Work instructions:
From the listing below, select every line where the word "Phillips" appears.

-------

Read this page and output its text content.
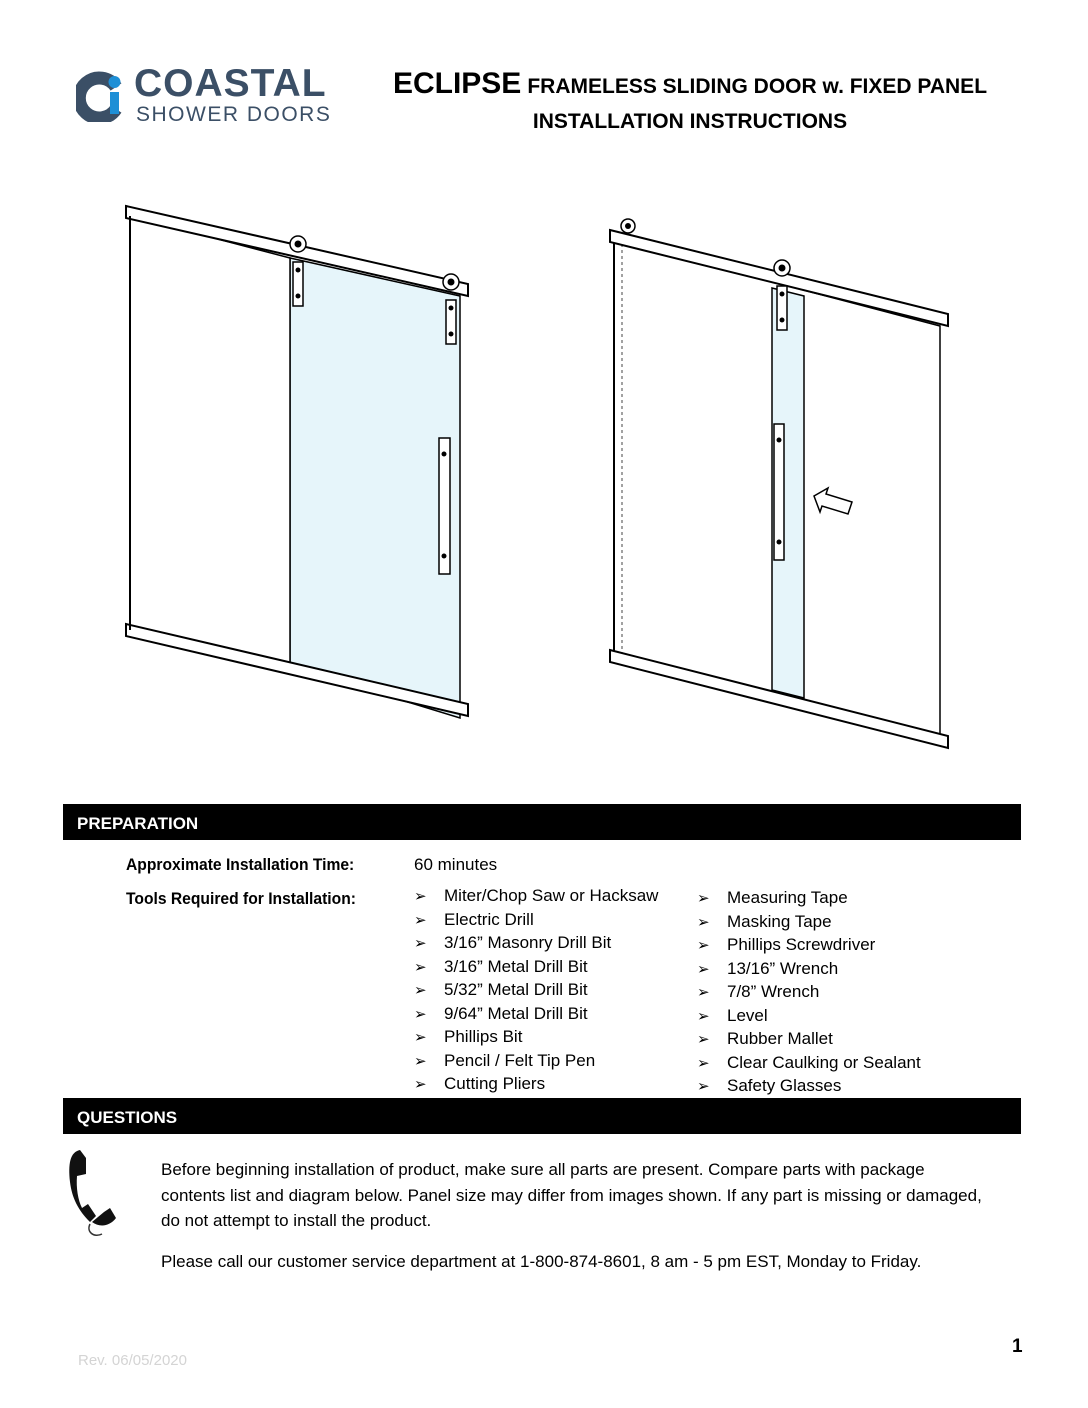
COASTAL
SHOWER DOORS
ECLIPSE FRAMELESS SLIDING DOOR w. FIXED PANEL
INSTALLATION INSTRUCTIONS
PREPARATION
Approximate Installation Time:	60 minutes
Tools Required for Installation:	➢ Miter/Chop Saw or Hacksaw
➢ Electric Drill
➢ 3/16” Masonry Drill Bit
➢ 3/16” Metal Drill Bit
➢ 5/32” Metal Drill Bit
➢ 9/64” Metal Drill Bit
➢ Phillips Bit
➢ Pencil / Felt Tip Pen
➢ Cutting Pliers
➢ Measuring Tape
➢ Masking Tape
➢ Phillips Screwdriver
➢ 13/16” Wrench
➢ 7/8” Wrench
➢ Level
➢ Rubber Mallet
➢ Clear Caulking or Sealant
➢ Safety Glasses
QUESTIONS
Before beginning installation of product, make sure all parts are present. Compare parts with package contents list and diagram below. Panel size may differ from images shown. If any part is missing or damaged, do not attempt to install the product.
Please call our customer service department at 1-800-874-8601, 8 am - 5 pm EST, Monday to Friday.
1
Rev. 06/05/2020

-------

Written solution:
➢ Phillips Bit
➢ Phillips Screwdriver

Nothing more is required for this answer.